▶ Task directions
Extract the complete listing and repeat it word for word.

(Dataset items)
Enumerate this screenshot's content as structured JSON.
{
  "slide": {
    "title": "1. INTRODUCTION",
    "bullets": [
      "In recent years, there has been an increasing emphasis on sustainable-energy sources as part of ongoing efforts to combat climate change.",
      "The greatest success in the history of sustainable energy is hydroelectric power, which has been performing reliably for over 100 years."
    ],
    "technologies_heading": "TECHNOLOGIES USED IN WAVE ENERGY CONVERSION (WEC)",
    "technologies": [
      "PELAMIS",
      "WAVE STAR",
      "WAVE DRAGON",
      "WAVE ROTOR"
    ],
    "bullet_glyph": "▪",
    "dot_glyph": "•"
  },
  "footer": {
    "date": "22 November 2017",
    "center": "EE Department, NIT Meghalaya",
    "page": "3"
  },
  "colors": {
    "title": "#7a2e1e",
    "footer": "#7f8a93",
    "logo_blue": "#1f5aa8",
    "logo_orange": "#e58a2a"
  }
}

▶ Response below
Enumerate this screenshot's content as structured JSON.
{
  "slide": {
    "title": "1. INTRODUCTION",
    "bullets": [
      "In recent years, there has been an increasing emphasis on sustainable-energy sources as part of ongoing efforts to combat climate change.",
      "The greatest success in the history of sustainable energy is hydroelectric power, which has been performing reliably for over 100 years."
    ],
    "technologies_heading": "TECHNOLOGIES USED IN WAVE ENERGY CONVERSION (WEC)",
    "technologies": [
      "PELAMIS",
      "WAVE STAR",
      "WAVE DRAGON",
      "WAVE ROTOR"
    ],
    "bullet_glyph": "▪",
    "dot_glyph": "•"
  },
  "footer": {
    "date": "22 November 2017",
    "center": "EE Department, NIT Meghalaya",
    "page": "3"
  },
  "colors": {
    "title": "#7a2e1e",
    "footer": "#7f8a93",
    "logo_blue": "#1f5aa8",
    "logo_orange": "#e58a2a"
  }
}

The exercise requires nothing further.